Quote the listing in full, exactly as given, minus any pictures.

**Rows**:
══════════

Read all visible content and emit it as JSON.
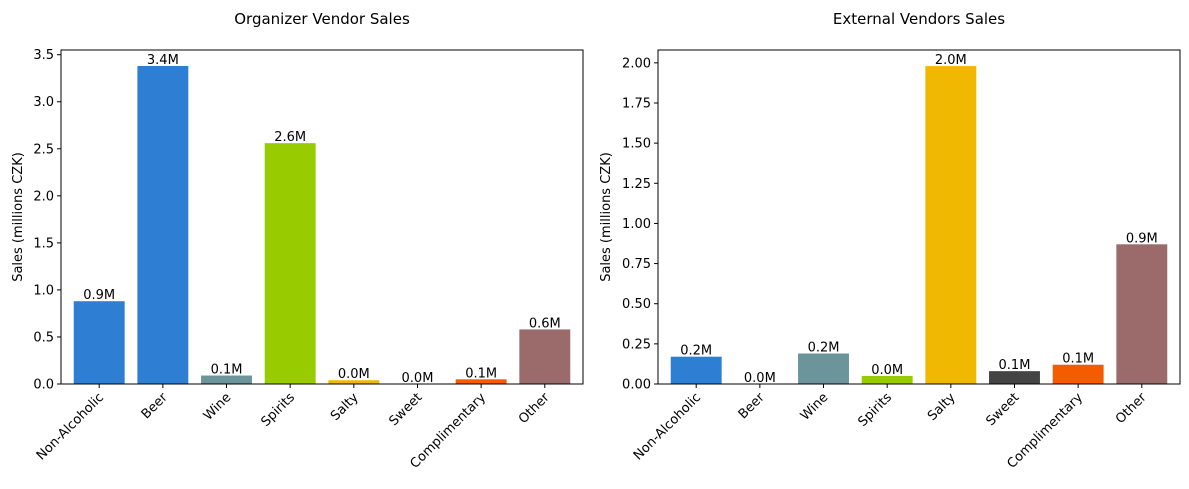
{
  "chart_data": [
    {
      "type": "bar",
      "title": "Organizer Vendor Sales",
      "xlabel": "",
      "ylabel": "Sales (millions CZK)",
      "categories": [
        "Non-Alcoholic",
        "Beer",
        "Wine",
        "Spirits",
        "Salty",
        "Sweet",
        "Complimentary",
        "Other"
      ],
      "values": [
        0.88,
        3.38,
        0.09,
        2.56,
        0.04,
        0.0,
        0.05,
        0.58
      ],
      "data_labels": [
        "0.9M",
        "3.4M",
        "0.1M",
        "2.6M",
        "0.0M",
        "0.0M",
        "0.1M",
        "0.6M"
      ],
      "colors": [
        "#2e7fd4",
        "#2e7fd4",
        "#6b959b",
        "#99cc00",
        "#f0b800",
        "#444444",
        "#f45c00",
        "#9b6b6b"
      ],
      "ylim": [
        0,
        3.55
      ],
      "yticks": [
        0.0,
        0.5,
        1.0,
        1.5,
        2.0,
        2.5,
        3.0,
        3.5
      ],
      "ytick_labels": [
        "0.0",
        "0.5",
        "1.0",
        "1.5",
        "2.0",
        "2.5",
        "3.0",
        "3.5"
      ],
      "grid": false,
      "legend": "none"
    },
    {
      "type": "bar",
      "title": "External Vendors Sales",
      "xlabel": "",
      "ylabel": "Sales (millions CZK)",
      "categories": [
        "Non-Alcoholic",
        "Beer",
        "Wine",
        "Spirits",
        "Salty",
        "Sweet",
        "Complimentary",
        "Other"
      ],
      "values": [
        0.17,
        0.0,
        0.19,
        0.05,
        1.98,
        0.08,
        0.12,
        0.87
      ],
      "data_labels": [
        "0.2M",
        "0.0M",
        "0.2M",
        "0.0M",
        "2.0M",
        "0.1M",
        "0.1M",
        "0.9M"
      ],
      "colors": [
        "#2e7fd4",
        "#2e7fd4",
        "#6b959b",
        "#99cc00",
        "#f0b800",
        "#444444",
        "#f45c00",
        "#9b6b6b"
      ],
      "ylim": [
        0,
        2.08
      ],
      "yticks": [
        0.0,
        0.25,
        0.5,
        0.75,
        1.0,
        1.25,
        1.5,
        1.75,
        2.0
      ],
      "ytick_labels": [
        "0.00",
        "0.25",
        "0.50",
        "0.75",
        "1.00",
        "1.25",
        "1.50",
        "1.75",
        "2.00"
      ],
      "grid": false,
      "legend": "none"
    }
  ]
}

══════════

**Written solution**:
Read all visible content and emit it as JSON.
{
  "chart_data": [
    {
      "type": "bar",
      "title": "Organizer Vendor Sales",
      "xlabel": "",
      "ylabel": "Sales (millions CZK)",
      "categories": [
        "Non-Alcoholic",
        "Beer",
        "Wine",
        "Spirits",
        "Salty",
        "Sweet",
        "Complimentary",
        "Other"
      ],
      "values": [
        0.88,
        3.38,
        0.09,
        2.56,
        0.04,
        0.0,
        0.05,
        0.58
      ],
      "data_labels": [
        "0.9M",
        "3.4M",
        "0.1M",
        "2.6M",
        "0.0M",
        "0.0M",
        "0.1M",
        "0.6M"
      ],
      "colors": [
        "#2e7fd4",
        "#2e7fd4",
        "#6b959b",
        "#99cc00",
        "#f0b800",
        "#444444",
        "#f45c00",
        "#9b6b6b"
      ],
      "ylim": [
        0,
        3.55
      ],
      "yticks": [
        0.0,
        0.5,
        1.0,
        1.5,
        2.0,
        2.5,
        3.0,
        3.5
      ],
      "ytick_labels": [
        "0.0",
        "0.5",
        "1.0",
        "1.5",
        "2.0",
        "2.5",
        "3.0",
        "3.5"
      ],
      "grid": false,
      "legend": "none"
    },
    {
      "type": "bar",
      "title": "External Vendors Sales",
      "xlabel": "",
      "ylabel": "Sales (millions CZK)",
      "categories": [
        "Non-Alcoholic",
        "Beer",
        "Wine",
        "Spirits",
        "Salty",
        "Sweet",
        "Complimentary",
        "Other"
      ],
      "values": [
        0.17,
        0.0,
        0.19,
        0.05,
        1.98,
        0.08,
        0.12,
        0.87
      ],
      "data_labels": [
        "0.2M",
        "0.0M",
        "0.2M",
        "0.0M",
        "2.0M",
        "0.1M",
        "0.1M",
        "0.9M"
      ],
      "colors": [
        "#2e7fd4",
        "#2e7fd4",
        "#6b959b",
        "#99cc00",
        "#f0b800",
        "#444444",
        "#f45c00",
        "#9b6b6b"
      ],
      "ylim": [
        0,
        2.08
      ],
      "yticks": [
        0.0,
        0.25,
        0.5,
        0.75,
        1.0,
        1.25,
        1.5,
        1.75,
        2.0
      ],
      "ytick_labels": [
        "0.00",
        "0.25",
        "0.50",
        "0.75",
        "1.00",
        "1.25",
        "1.50",
        "1.75",
        "2.00"
      ],
      "grid": false,
      "legend": "none"
    }
  ]
}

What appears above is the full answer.